### Objective
Provide the data again in its entirety, exactly as given.

### Given entries
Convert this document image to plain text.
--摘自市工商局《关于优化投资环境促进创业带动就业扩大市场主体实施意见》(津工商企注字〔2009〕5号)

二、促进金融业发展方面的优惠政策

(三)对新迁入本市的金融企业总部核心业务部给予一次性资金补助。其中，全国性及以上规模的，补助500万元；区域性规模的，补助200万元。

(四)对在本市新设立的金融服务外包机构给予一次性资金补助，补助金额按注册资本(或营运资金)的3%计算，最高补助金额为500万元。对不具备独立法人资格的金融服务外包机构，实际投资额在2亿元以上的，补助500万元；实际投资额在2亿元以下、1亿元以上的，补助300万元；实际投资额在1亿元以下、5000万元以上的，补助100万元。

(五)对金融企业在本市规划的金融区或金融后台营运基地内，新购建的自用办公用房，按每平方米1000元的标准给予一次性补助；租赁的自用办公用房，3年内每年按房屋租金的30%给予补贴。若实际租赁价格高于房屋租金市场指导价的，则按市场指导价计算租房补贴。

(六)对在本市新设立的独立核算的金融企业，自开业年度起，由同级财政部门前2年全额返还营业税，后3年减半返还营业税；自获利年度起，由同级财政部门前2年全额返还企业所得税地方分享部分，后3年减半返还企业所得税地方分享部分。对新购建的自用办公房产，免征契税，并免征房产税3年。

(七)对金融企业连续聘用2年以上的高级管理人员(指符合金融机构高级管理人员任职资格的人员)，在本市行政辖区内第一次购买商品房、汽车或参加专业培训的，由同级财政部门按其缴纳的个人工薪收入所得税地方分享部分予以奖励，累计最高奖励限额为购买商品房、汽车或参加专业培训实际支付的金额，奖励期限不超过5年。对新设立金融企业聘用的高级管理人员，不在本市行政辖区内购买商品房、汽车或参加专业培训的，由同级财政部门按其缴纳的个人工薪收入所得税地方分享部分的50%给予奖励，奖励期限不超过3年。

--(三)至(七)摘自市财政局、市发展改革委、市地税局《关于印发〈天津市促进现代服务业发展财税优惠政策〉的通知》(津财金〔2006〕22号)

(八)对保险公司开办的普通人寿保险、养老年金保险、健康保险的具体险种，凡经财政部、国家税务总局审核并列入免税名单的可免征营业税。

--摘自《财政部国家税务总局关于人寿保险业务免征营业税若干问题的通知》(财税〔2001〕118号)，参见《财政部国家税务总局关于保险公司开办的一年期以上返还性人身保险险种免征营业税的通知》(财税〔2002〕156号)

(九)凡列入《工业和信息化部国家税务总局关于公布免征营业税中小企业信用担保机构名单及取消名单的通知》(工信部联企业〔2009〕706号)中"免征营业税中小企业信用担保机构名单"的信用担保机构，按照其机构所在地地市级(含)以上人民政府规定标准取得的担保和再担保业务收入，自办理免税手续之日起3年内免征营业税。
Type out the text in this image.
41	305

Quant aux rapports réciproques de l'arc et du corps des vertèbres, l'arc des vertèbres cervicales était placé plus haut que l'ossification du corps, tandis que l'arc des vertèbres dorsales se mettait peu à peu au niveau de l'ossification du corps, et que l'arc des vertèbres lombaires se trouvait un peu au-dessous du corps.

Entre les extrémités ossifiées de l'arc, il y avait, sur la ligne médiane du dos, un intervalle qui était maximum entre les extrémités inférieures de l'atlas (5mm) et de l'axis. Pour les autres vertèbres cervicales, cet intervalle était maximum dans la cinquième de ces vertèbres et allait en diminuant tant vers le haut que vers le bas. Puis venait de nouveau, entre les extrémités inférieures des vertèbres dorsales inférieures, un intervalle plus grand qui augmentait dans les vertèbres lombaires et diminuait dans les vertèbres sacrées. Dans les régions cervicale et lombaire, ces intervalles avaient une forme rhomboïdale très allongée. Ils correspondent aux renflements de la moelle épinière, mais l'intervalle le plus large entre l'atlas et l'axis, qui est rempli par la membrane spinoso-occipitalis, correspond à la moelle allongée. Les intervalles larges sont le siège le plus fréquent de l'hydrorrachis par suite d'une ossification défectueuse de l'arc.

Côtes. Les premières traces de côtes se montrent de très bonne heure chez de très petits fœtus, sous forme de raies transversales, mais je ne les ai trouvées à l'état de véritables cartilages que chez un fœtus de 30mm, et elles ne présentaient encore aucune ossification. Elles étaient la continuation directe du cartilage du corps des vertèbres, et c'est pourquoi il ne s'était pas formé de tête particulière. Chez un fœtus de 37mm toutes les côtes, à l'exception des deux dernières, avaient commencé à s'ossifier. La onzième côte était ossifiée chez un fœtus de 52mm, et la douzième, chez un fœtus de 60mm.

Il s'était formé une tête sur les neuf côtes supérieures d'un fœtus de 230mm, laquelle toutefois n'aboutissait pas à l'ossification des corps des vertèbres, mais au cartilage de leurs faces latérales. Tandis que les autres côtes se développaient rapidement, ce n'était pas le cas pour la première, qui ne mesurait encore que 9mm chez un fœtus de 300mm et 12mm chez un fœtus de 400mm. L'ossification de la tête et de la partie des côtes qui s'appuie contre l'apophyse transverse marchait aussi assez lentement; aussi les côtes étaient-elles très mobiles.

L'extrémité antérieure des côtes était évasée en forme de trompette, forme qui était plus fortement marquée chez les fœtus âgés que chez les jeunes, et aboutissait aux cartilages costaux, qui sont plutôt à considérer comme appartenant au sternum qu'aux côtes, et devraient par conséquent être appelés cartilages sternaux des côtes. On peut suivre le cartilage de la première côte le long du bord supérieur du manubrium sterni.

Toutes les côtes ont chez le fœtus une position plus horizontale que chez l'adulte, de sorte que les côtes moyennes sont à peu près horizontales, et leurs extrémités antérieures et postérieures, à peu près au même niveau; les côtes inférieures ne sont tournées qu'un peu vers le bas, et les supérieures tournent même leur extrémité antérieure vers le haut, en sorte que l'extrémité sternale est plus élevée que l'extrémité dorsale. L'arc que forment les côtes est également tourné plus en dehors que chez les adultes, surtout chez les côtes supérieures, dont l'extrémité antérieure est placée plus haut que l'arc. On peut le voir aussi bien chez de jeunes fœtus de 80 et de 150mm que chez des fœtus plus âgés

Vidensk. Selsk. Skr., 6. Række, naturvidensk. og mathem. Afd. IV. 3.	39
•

### Output
Convert this document image to plain text.
--摘自市工商局《关于优化投资环境促进创业带动就业扩大市场主体实施意见》(津工商企注字〔2009〕5号)

二、促进金融业发展方面的优惠政策

(三)对新迁入本市的金融企业总部核心业务部给予一次性资金补助。其中，全国性及以上规模的，补助500万元；区域性规模的，补助200万元。

(四)对在本市新设立的金融服务外包机构给予一次性资金补助，补助金额按注册资本(或营运资金)的3%计算，最高补助金额为500万元。对不具备独立法人资格的金融服务外包机构，实际投资额在2亿元以上的，补助500万元；实际投资额在2亿元以下、1亿元以上的，补助300万元；实际投资额在1亿元以下、5000万元以上的，补助100万元。

(五)对金融企业在本市规划的金融区或金融后台营运基地内，新购建的自用办公用房，按每平方米1000元的标准给予一次性补助；租赁的自用办公用房，3年内每年按房屋租金的30%给予补贴。若实际租赁价格高于房屋租金市场指导价的，则按市场指导价计算租房补贴。

(六)对在本市新设立的独立核算的金融企业，自开业年度起，由同级财政部门前2年全额返还营业税，后3年减半返还营业税；自获利年度起，由同级财政部门前2年全额返还企业所得税地方分享部分，后3年减半返还企业所得税地方分享部分。对新购建的自用办公房产，免征契税，并免征房产税3年。

(七)对金融企业连续聘用2年以上的高级管理人员(指符合金融机构高级管理人员任职资格的人员)，在本市行政辖区内第一次购买商品房、汽车或参加专业培训的，由同级财政部门按其缴纳的个人工薪收入所得税地方分享部分予以奖励，累计最高奖励限额为购买商品房、汽车或参加专业培训实际支付的金额，奖励期限不超过5年。对新设立金融企业聘用的高级管理人员，不在本市行政辖区内购买商品房、汽车或参加专业培训的，由同级财政部门按其缴纳的个人工薪收入所得税地方分享部分的50%给予奖励，奖励期限不超过3年。

--(三)至(七)摘自市财政局、市发展改革委、市地税局《关于印发〈天津市促进现代服务业发展财税优惠政策〉的通知》(津财金〔2006〕22号)

(八)对保险公司开办的普通人寿保险、养老年金保险、健康保险的具体险种，凡经财政部、国家税务总局审核并列入免税名单的可免征营业税。

--摘自《财政部国家税务总局关于人寿保险业务免征营业税若干问题的通知》(财税〔2001〕118号)，参见《财政部国家税务总局关于保险公司开办的一年期以上返还性人身保险险种免征营业税的通知》(财税〔2002〕156号)

(九)凡列入《工业和信息化部国家税务总局关于公布免征营业税中小企业信用担保机构名单及取消名单的通知》(工信部联企业〔2009〕706号)中"免征营业税中小企业信用担保机构名单"的信用担保机构，按照其机构所在地地市级(含)以上人民政府规定标准取得的担保和再担保业务收入，自办理免税手续之日起3年内免征营业税。
Type out the text in this image.
41	305

Quant aux rapports réciproques de l'arc et du corps des vertèbres, l'arc des vertèbres cervicales était placé plus haut que l'ossification du corps, tandis que l'arc des vertèbres dorsales se mettait peu à peu au niveau de l'ossification du corps, et que l'arc des vertèbres lombaires se trouvait un peu au-dessous du corps.

Entre les extrémités ossifiées de l'arc, il y avait, sur la ligne médiane du dos, un intervalle qui était maximum entre les extrémités inférieures de l'atlas (5mm) et de l'axis. Pour les autres vertèbres cervicales, cet intervalle était maximum dans la cinquième de ces vertèbres et allait en diminuant tant vers le haut que vers le bas. Puis venait de nouveau, entre les extrémités inférieures des vertèbres dorsales inférieures, un intervalle plus grand qui augmentait dans les vertèbres lombaires et diminuait dans les vertèbres sacrées. Dans les régions cervicale et lombaire, ces intervalles avaient une forme rhomboïdale très allongée. Ils correspondent aux renflements de la moelle épinière, mais l'intervalle le plus large entre l'atlas et l'axis, qui est rempli par la membrane spinoso-occipitalis, correspond à la moelle allongée. Les intervalles larges sont le siège le plus fréquent de l'hydrorrachis par suite d'une ossification défectueuse de l'arc.

Côtes. Les premières traces de côtes se montrent de très bonne heure chez de très petits fœtus, sous forme de raies transversales, mais je ne les ai trouvées à l'état de véritables cartilages que chez un fœtus de 30mm, et elles ne présentaient encore aucune ossification. Elles étaient la continuation directe du cartilage du corps des vertèbres, et c'est pourquoi il ne s'était pas formé de tête particulière. Chez un fœtus de 37mm toutes les côtes, à l'exception des deux dernières, avaient commencé à s'ossifier. La onzième côte était ossifiée chez un fœtus de 52mm, et la douzième, chez un fœtus de 60mm.

Il s'était formé une tête sur les neuf côtes supérieures d'un fœtus de 230mm, laquelle toutefois n'aboutissait pas à l'ossification des corps des vertèbres, mais au cartilage de leurs faces latérales. Tandis que les autres côtes se développaient rapidement, ce n'était pas le cas pour la première, qui ne mesurait encore que 9mm chez un fœtus de 300mm et 12mm chez un fœtus de 400mm. L'ossification de la tête et de la partie des côtes qui s'appuie contre l'apophyse transverse marchait aussi assez lentement; aussi les côtes étaient-elles très mobiles.

L'extrémité antérieure des côtes était évasée en forme de trompette, forme qui était plus fortement marquée chez les fœtus âgés que chez les jeunes, et aboutissait aux cartilages costaux, qui sont plutôt à considérer comme appartenant au sternum qu'aux côtes, et devraient par conséquent être appelés cartilages sternaux des côtes. On peut suivre le cartilage de la première côte le long du bord supérieur du manubrium sterni.

Toutes les côtes ont chez le fœtus une position plus horizontale que chez l'adulte, de sorte que les côtes moyennes sont à peu près horizontales, et leurs extrémités antérieures et postérieures, à peu près au même niveau; les côtes inférieures ne sont tournées qu'un peu vers le bas, et les supérieures tournent même leur extrémité antérieure vers le haut, en sorte que l'extrémité sternale est plus élevée que l'extrémité dorsale. L'arc que forment les côtes est également tourné plus en dehors que chez les adultes, surtout chez les côtes supérieures, dont l'extrémité antérieure est placée plus haut que l'arc. On peut le voir aussi bien chez de jeunes fœtus de 80 et de 150mm que chez des fœtus plus âgés

Vidensk. Selsk. Skr., 6. Række, naturvidensk. og mathem. Afd. IV. 3.	39
•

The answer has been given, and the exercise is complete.